■ Short task ■
Each entry below is to be given again word for word, with no pictures.

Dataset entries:
- - -

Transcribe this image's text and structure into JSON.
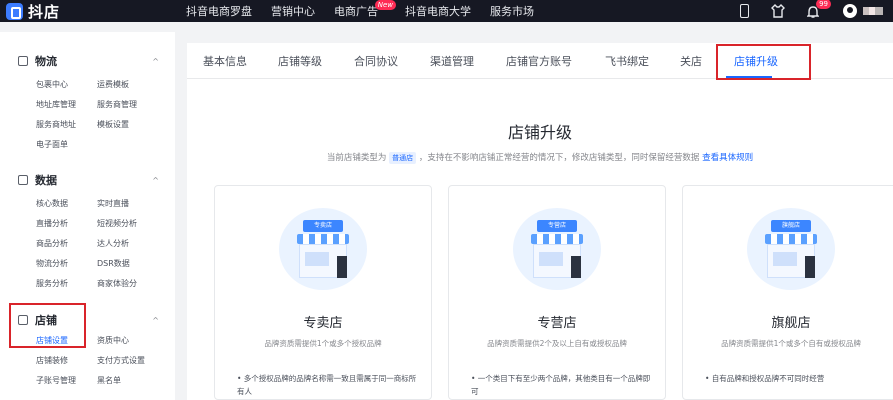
{
  "topbar": {
    "logo_text": "抖店",
    "nav": [
      "抖音电商罗盘",
      "营销中心",
      "电商广告",
      "抖音电商大学",
      "服务市场"
    ],
    "ad_badge": "New",
    "bell_count": "99",
    "icons": [
      "phone-icon",
      "shirt-icon",
      "bell-icon",
      "avatar-icon"
    ]
  },
  "sidebar": {
    "groups": [
      {
        "title": "物流",
        "icon": "truck-icon",
        "links": [
          "包裹中心",
          "运费模板",
          "地址库管理",
          "服务商管理",
          "服务商地址",
          "模板设置",
          "电子面单"
        ]
      },
      {
        "title": "数据",
        "icon": "chart-icon",
        "links": [
          "核心数据",
          "实时直播",
          "直播分析",
          "短视频分析",
          "商品分析",
          "达人分析",
          "物流分析",
          "DSR数据",
          "服务分析",
          "商家体验分"
        ]
      },
      {
        "title": "店铺",
        "icon": "store-icon",
        "links": [
          "店铺设置",
          "资质中心",
          "店铺装修",
          "支付方式设置",
          "子账号管理",
          "黑名单"
        ]
      }
    ],
    "caret": "^"
  },
  "tabs": [
    "基本信息",
    "店铺等级",
    "合同协议",
    "渠道管理",
    "店铺官方账号",
    "飞书绑定",
    "关店",
    "店铺升级"
  ],
  "active_tab": "店铺升级",
  "page": {
    "title": "店铺升级",
    "desc_prefix": "当前店铺类型为",
    "current_type": "普通店",
    "desc_suffix": "，支持在不影响店铺正常经营的情况下，修改店铺类型，同时保留经营数据",
    "desc_link": "查看具体规则"
  },
  "cards": [
    {
      "sign": "专卖店",
      "title": "专卖店",
      "sub": "品牌资质需提供1个或多个授权品牌",
      "bullet": "• 多个授权品牌的品牌名称需一致且需属于同一商标所有人"
    },
    {
      "sign": "专营店",
      "title": "专营店",
      "sub": "品牌资质需提供2个及以上自有或授权品牌",
      "bullet": "• 一个类目下有至少两个品牌，其他类目有一个品牌即可"
    },
    {
      "sign": "旗舰店",
      "title": "旗舰店",
      "sub": "品牌资质需提供1个或多个自有或授权品牌",
      "bullet": "• 自有品牌和授权品牌不可同时经营"
    }
  ],
  "colors": {
    "accent": "#1966ff",
    "highlight": "#d9242a",
    "topbar": "#161823"
  }
}
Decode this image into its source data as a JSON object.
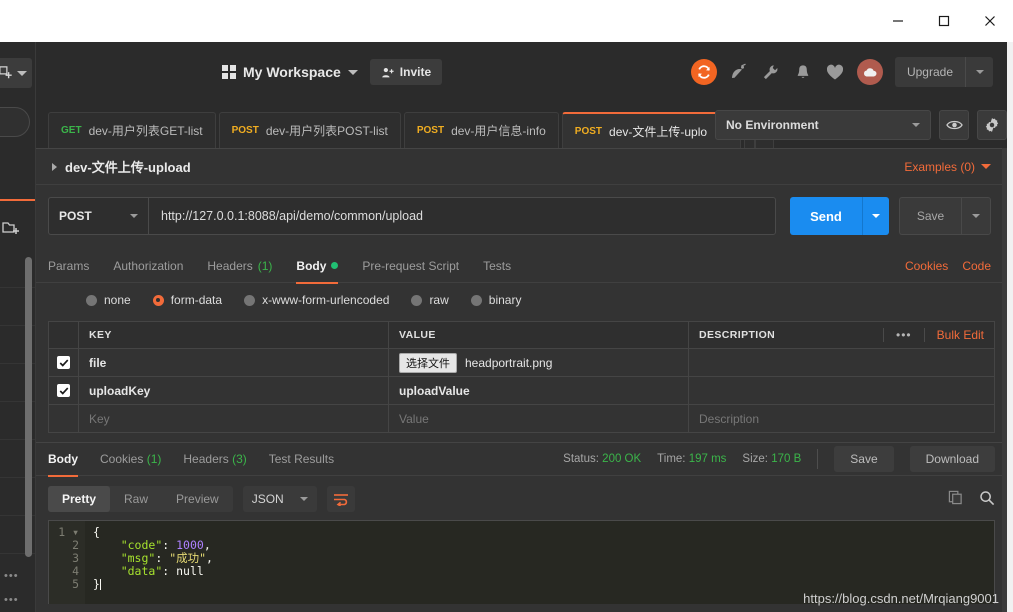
{
  "window": {
    "minimize_label": "Minimize",
    "maximize_label": "Maximize",
    "close_label": "Close"
  },
  "left_rail": {
    "new_button_label": "New",
    "new_collection_icon": "new-collection-icon",
    "search_placeholder": ""
  },
  "header": {
    "grid_icon": "grid-icon",
    "workspace_name": "My Workspace",
    "invite_label": "Invite",
    "icons": [
      "sync-icon",
      "satellite-dish-icon",
      "wrench-icon",
      "bell-icon",
      "heart-icon",
      "cloud-avatar-icon"
    ],
    "upgrade_label": "Upgrade"
  },
  "tabs": [
    {
      "method": "GET",
      "title": "dev-用户列表GET-list",
      "active": false
    },
    {
      "method": "POST",
      "title": "dev-用户列表POST-list",
      "active": false
    },
    {
      "method": "POST",
      "title": "dev-用户信息-info",
      "active": false
    },
    {
      "method": "POST",
      "title": "dev-文件上传-uplo",
      "active": true
    }
  ],
  "tab_controls": {
    "add_label": "+",
    "more_label": "•••"
  },
  "environment": {
    "selected": "No Environment",
    "eye_icon": "eye-icon",
    "settings_icon": "gear-icon"
  },
  "request": {
    "name": "dev-文件上传-upload",
    "examples_label": "Examples (0)",
    "method": "POST",
    "url": "http://127.0.0.1:8088/api/demo/common/upload",
    "send_label": "Send",
    "save_label": "Save",
    "tabs": [
      {
        "label": "Params",
        "count": "",
        "active": false,
        "dot": false
      },
      {
        "label": "Authorization",
        "count": "",
        "active": false,
        "dot": false
      },
      {
        "label": "Headers",
        "count": "(1)",
        "active": false,
        "dot": false
      },
      {
        "label": "Body",
        "count": "",
        "active": true,
        "dot": true
      },
      {
        "label": "Pre-request Script",
        "count": "",
        "active": false,
        "dot": false
      },
      {
        "label": "Tests",
        "count": "",
        "active": false,
        "dot": false
      }
    ],
    "cookies_link": "Cookies",
    "code_link": "Code",
    "body_types": [
      {
        "label": "none",
        "selected": false
      },
      {
        "label": "form-data",
        "selected": true
      },
      {
        "label": "x-www-form-urlencoded",
        "selected": false
      },
      {
        "label": "raw",
        "selected": false
      },
      {
        "label": "binary",
        "selected": false
      }
    ],
    "table": {
      "headers": {
        "key": "KEY",
        "value": "VALUE",
        "description": "DESCRIPTION"
      },
      "more_label": "•••",
      "bulk_edit_label": "Bulk Edit",
      "rows": [
        {
          "checked": true,
          "key": "file",
          "file_button_label": "选择文件",
          "value": "headportrait.png",
          "description": "",
          "is_file": true
        },
        {
          "checked": true,
          "key": "uploadKey",
          "value": "uploadValue",
          "description": "",
          "is_file": false
        }
      ],
      "placeholder_row": {
        "key": "Key",
        "value": "Value",
        "description": "Description"
      }
    }
  },
  "response": {
    "tabs": [
      {
        "label": "Body",
        "count": "",
        "active": true
      },
      {
        "label": "Cookies",
        "count": "(1)",
        "active": false
      },
      {
        "label": "Headers",
        "count": "(3)",
        "active": false
      },
      {
        "label": "Test Results",
        "count": "",
        "active": false
      }
    ],
    "status_label": "Status:",
    "status_value": "200 OK",
    "time_label": "Time:",
    "time_value": "197 ms",
    "size_label": "Size:",
    "size_value": "170 B",
    "save_label": "Save",
    "download_label": "Download",
    "view_modes": [
      {
        "label": "Pretty",
        "active": true
      },
      {
        "label": "Raw",
        "active": false
      },
      {
        "label": "Preview",
        "active": false
      }
    ],
    "language": "JSON",
    "wrap_icon": "word-wrap-icon",
    "copy_icon": "copy-icon",
    "search_icon": "search-icon",
    "body_lines": [
      {
        "n": "1",
        "fold": true,
        "tokens": [
          {
            "t": "punc",
            "v": "{"
          }
        ]
      },
      {
        "n": "2",
        "fold": false,
        "tokens": [
          {
            "t": "plain",
            "v": "    "
          },
          {
            "t": "key",
            "v": "\"code\""
          },
          {
            "t": "punc",
            "v": ": "
          },
          {
            "t": "num",
            "v": "1000"
          },
          {
            "t": "punc",
            "v": ","
          }
        ]
      },
      {
        "n": "3",
        "fold": false,
        "tokens": [
          {
            "t": "plain",
            "v": "    "
          },
          {
            "t": "key",
            "v": "\"msg\""
          },
          {
            "t": "punc",
            "v": ": "
          },
          {
            "t": "str",
            "v": "\"成功\""
          },
          {
            "t": "punc",
            "v": ","
          }
        ]
      },
      {
        "n": "4",
        "fold": false,
        "tokens": [
          {
            "t": "plain",
            "v": "    "
          },
          {
            "t": "key",
            "v": "\"data\""
          },
          {
            "t": "punc",
            "v": ": "
          },
          {
            "t": "null",
            "v": "null"
          }
        ]
      },
      {
        "n": "5",
        "fold": false,
        "tokens": [
          {
            "t": "punc",
            "v": "}"
          }
        ]
      }
    ]
  },
  "watermark": "https://blog.csdn.net/Mrqiang9001",
  "colors": {
    "accent_orange": "#f26b3a",
    "send_blue": "#1a8cf0",
    "status_green": "#3bb54a",
    "method_get": "#3bb54a",
    "method_post": "#f0ad21",
    "app_bg": "#2b2b2b",
    "pane_bg": "#333333",
    "code_bg": "#272822"
  }
}
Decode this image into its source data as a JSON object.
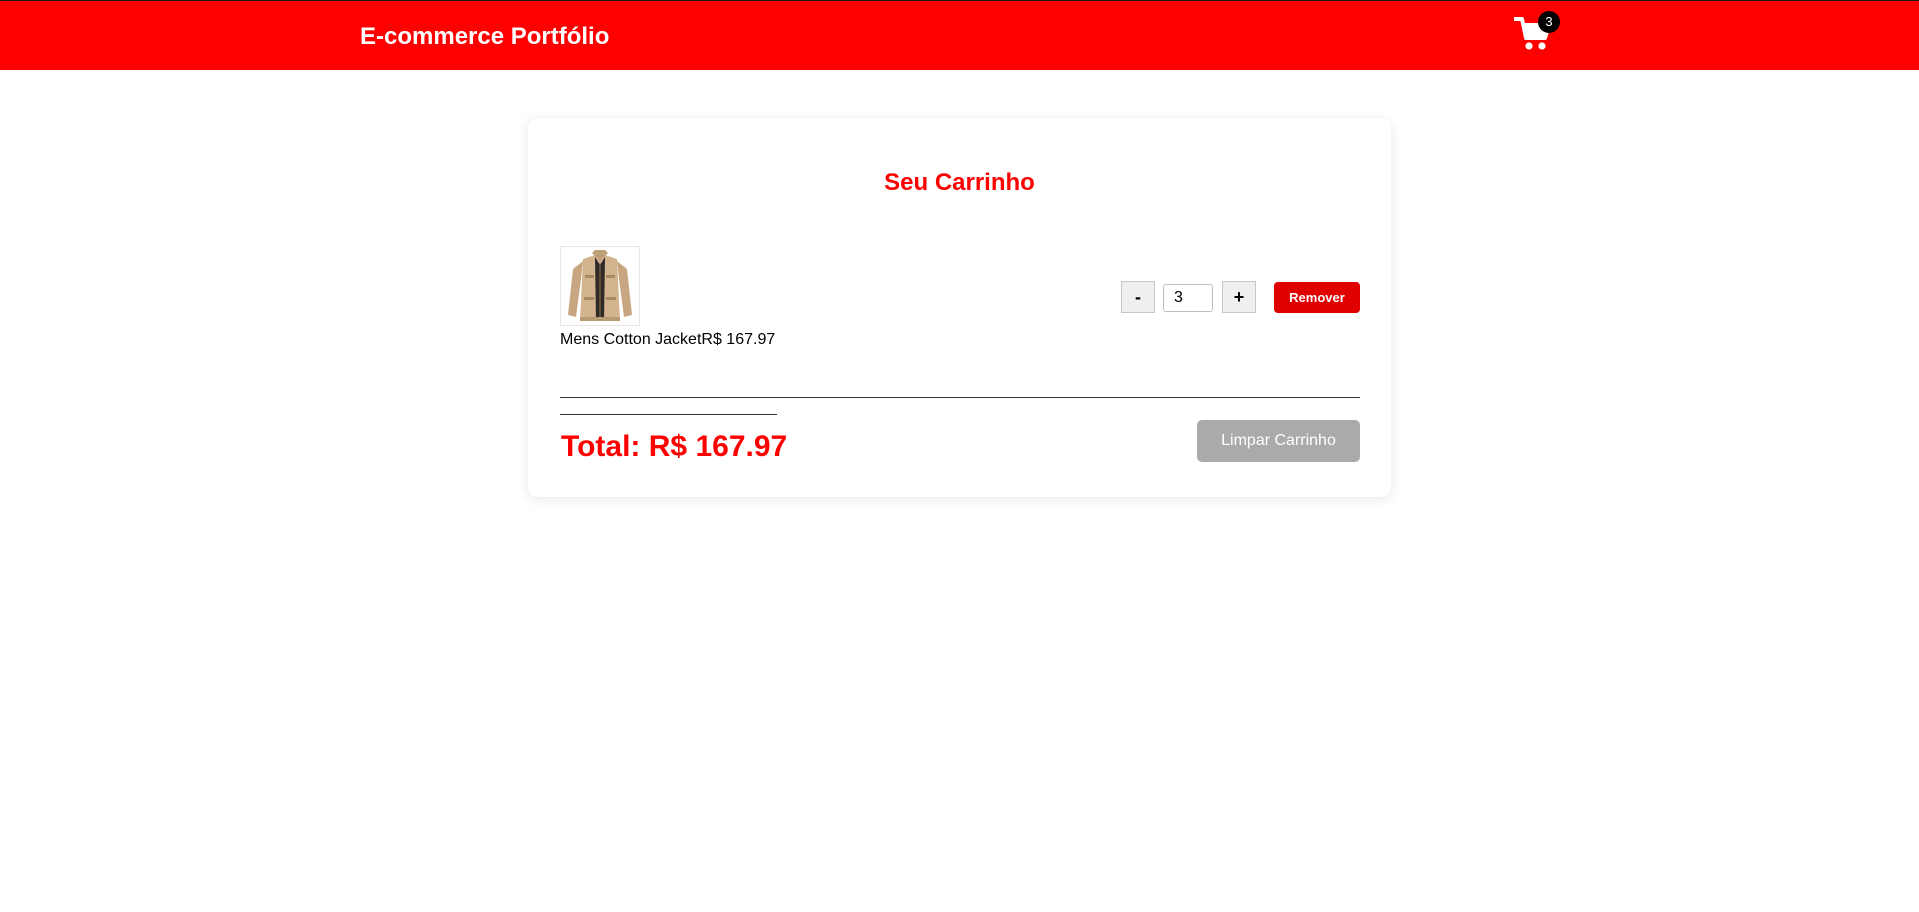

- - -

■ Problem solution ■
Transcribe this image's text and structure into JSON.
{
  "topbar": {
    "logo_text": "抖店",
    "nav": [
      "抖音电商罗盘",
      "营销中心",
      "电商广告",
      "抖音电商大学",
      "服务市场"
    ],
    "ad_badge": "New",
    "bell_count": "99",
    "icons": [
      "phone-icon",
      "shirt-icon",
      "bell-icon",
      "avatar-icon"
    ]
  },
  "sidebar": {
    "groups": [
      {
        "title": "物流",
        "icon": "truck-icon",
        "links": [
          "包裹中心",
          "运费模板",
          "地址库管理",
          "服务商管理",
          "服务商地址",
          "模板设置",
          "电子面单"
        ]
      },
      {
        "title": "数据",
        "icon": "chart-icon",
        "links": [
          "核心数据",
          "实时直播",
          "直播分析",
          "短视频分析",
          "商品分析",
          "达人分析",
          "物流分析",
          "DSR数据",
          "服务分析",
          "商家体验分"
        ]
      },
      {
        "title": "店铺",
        "icon": "store-icon",
        "links": [
          "店铺设置",
          "资质中心",
          "店铺装修",
          "支付方式设置",
          "子账号管理",
          "黑名单"
        ]
      }
    ],
    "caret": "^"
  },
  "tabs": [
    "基本信息",
    "店铺等级",
    "合同协议",
    "渠道管理",
    "店铺官方账号",
    "飞书绑定",
    "关店",
    "店铺升级"
  ],
  "active_tab": "店铺升级",
  "page": {
    "title": "店铺升级",
    "desc_prefix": "当前店铺类型为",
    "current_type": "普通店",
    "desc_suffix": "，支持在不影响店铺正常经营的情况下，修改店铺类型，同时保留经营数据",
    "desc_link": "查看具体规则"
  },
  "cards": [
    {
      "sign": "专卖店",
      "title": "专卖店",
      "sub": "品牌资质需提供1个或多个授权品牌",
      "bullet": "• 多个授权品牌的品牌名称需一致且需属于同一商标所有人"
    },
    {
      "sign": "专营店",
      "title": "专营店",
      "sub": "品牌资质需提供2个及以上自有或授权品牌",
      "bullet": "• 一个类目下有至少两个品牌，其他类目有一个品牌即可"
    },
    {
      "sign": "旗舰店",
      "title": "旗舰店",
      "sub": "品牌资质需提供1个或多个自有或授权品牌",
      "bullet": "• 自有品牌和授权品牌不可同时经营"
    }
  ],
  "colors": {
    "accent": "#1966ff",
    "highlight": "#d9242a",
    "topbar": "#161823"
  }
}
Decode this image into its source data as a JSON object.
{
  "window": {
    "minimize_label": "Minimize",
    "maximize_label": "Maximize",
    "close_label": "Close"
  },
  "left_rail": {
    "new_button_label": "New",
    "new_collection_icon": "new-collection-icon",
    "search_placeholder": ""
  },
  "header": {
    "grid_icon": "grid-icon",
    "workspace_name": "My Workspace",
    "invite_label": "Invite",
    "icons": [
      "sync-icon",
      "satellite-dish-icon",
      "wrench-icon",
      "bell-icon",
      "heart-icon",
      "cloud-avatar-icon"
    ],
    "upgrade_label": "Upgrade"
  },
  "tabs": [
    {
      "method": "GET",
      "title": "dev-用户列表GET-list",
      "active": false
    },
    {
      "method": "POST",
      "title": "dev-用户列表POST-list",
      "active": false
    },
    {
      "method": "POST",
      "title": "dev-用户信息-info",
      "active": false
    },
    {
      "method": "POST",
      "title": "dev-文件上传-uplo",
      "active": true
    }
  ],
  "tab_controls": {
    "add_label": "+",
    "more_label": "•••"
  },
  "environment": {
    "selected": "No Environment",
    "eye_icon": "eye-icon",
    "settings_icon": "gear-icon"
  },
  "request": {
    "name": "dev-文件上传-upload",
    "examples_label": "Examples (0)",
    "method": "POST",
    "url": "http://127.0.0.1:8088/api/demo/common/upload",
    "send_label": "Send",
    "save_label": "Save",
    "tabs": [
      {
        "label": "Params",
        "count": "",
        "active": false,
        "dot": false
      },
      {
        "label": "Authorization",
        "count": "",
        "active": false,
        "dot": false
      },
      {
        "label": "Headers",
        "count": "(1)",
        "active": false,
        "dot": false
      },
      {
        "label": "Body",
        "count": "",
        "active": true,
        "dot": true
      },
      {
        "label": "Pre-request Script",
        "count": "",
        "active": false,
        "dot": false
      },
      {
        "label": "Tests",
        "count": "",
        "active": false,
        "dot": false
      }
    ],
    "cookies_link": "Cookies",
    "code_link": "Code",
    "body_types": [
      {
        "label": "none",
        "selected": false
      },
      {
        "label": "form-data",
        "selected": true
      },
      {
        "label": "x-www-form-urlencoded",
        "selected": false
      },
      {
        "label": "raw",
        "selected": false
      },
      {
        "label": "binary",
        "selected": false
      }
    ],
    "table": {
      "headers": {
        "key": "KEY",
        "value": "VALUE",
        "description": "DESCRIPTION"
      },
      "more_label": "•••",
      "bulk_edit_label": "Bulk Edit",
      "rows": [
        {
          "checked": true,
          "key": "file",
          "file_button_label": "选择文件",
          "value": "headportrait.png",
          "description": "",
          "is_file": true
        },
        {
          "checked": true,
          "key": "uploadKey",
          "value": "uploadValue",
          "description": "",
          "is_file": false
        }
      ],
      "placeholder_row": {
        "key": "Key",
        "value": "Value",
        "description": "Description"
      }
    }
  },
  "response": {
    "tabs": [
      {
        "label": "Body",
        "count": "",
        "active": true
      },
      {
        "label": "Cookies",
        "count": "(1)",
        "active": false
      },
      {
        "label": "Headers",
        "count": "(3)",
        "active": false
      },
      {
        "label": "Test Results",
        "count": "",
        "active": false
      }
    ],
    "status_label": "Status:",
    "status_value": "200 OK",
    "time_label": "Time:",
    "time_value": "197 ms",
    "size_label": "Size:",
    "size_value": "170 B",
    "save_label": "Save",
    "download_label": "Download",
    "view_modes": [
      {
        "label": "Pretty",
        "active": true
      },
      {
        "label": "Raw",
        "active": false
      },
      {
        "label": "Preview",
        "active": false
      }
    ],
    "language": "JSON",
    "wrap_icon": "word-wrap-icon",
    "copy_icon": "copy-icon",
    "search_icon": "search-icon",
    "body_lines": [
      {
        "n": "1",
        "fold": true,
        "tokens": [
          {
            "t": "punc",
            "v": "{"
          }
        ]
      },
      {
        "n": "2",
        "fold": false,
        "tokens": [
          {
            "t": "plain",
            "v": "    "
          },
          {
            "t": "key",
            "v": "\"code\""
          },
          {
            "t": "punc",
            "v": ": "
          },
          {
            "t": "num",
            "v": "1000"
          },
          {
            "t": "punc",
            "v": ","
          }
        ]
      },
      {
        "n": "3",
        "fold": false,
        "tokens": [
          {
            "t": "plain",
            "v": "    "
          },
          {
            "t": "key",
            "v": "\"msg\""
          },
          {
            "t": "punc",
            "v": ": "
          },
          {
            "t": "str",
            "v": "\"成功\""
          },
          {
            "t": "punc",
            "v": ","
          }
        ]
      },
      {
        "n": "4",
        "fold": false,
        "tokens": [
          {
            "t": "plain",
            "v": "    "
          },
          {
            "t": "key",
            "v": "\"data\""
          },
          {
            "t": "punc",
            "v": ": "
          },
          {
            "t": "null",
            "v": "null"
          }
        ]
      },
      {
        "n": "5",
        "fold": false,
        "tokens": [
          {
            "t": "punc",
            "v": "}"
          }
        ]
      }
    ]
  },
  "watermark": "https://blog.csdn.net/Mrqiang9001",
  "colors": {
    "accent_orange": "#f26b3a",
    "send_blue": "#1a8cf0",
    "status_green": "#3bb54a",
    "method_get": "#3bb54a",
    "method_post": "#f0ad21",
    "app_bg": "#2b2b2b",
    "pane_bg": "#333333",
    "code_bg": "#272822"
  }
}
Decode this image into its source data as a JSON object.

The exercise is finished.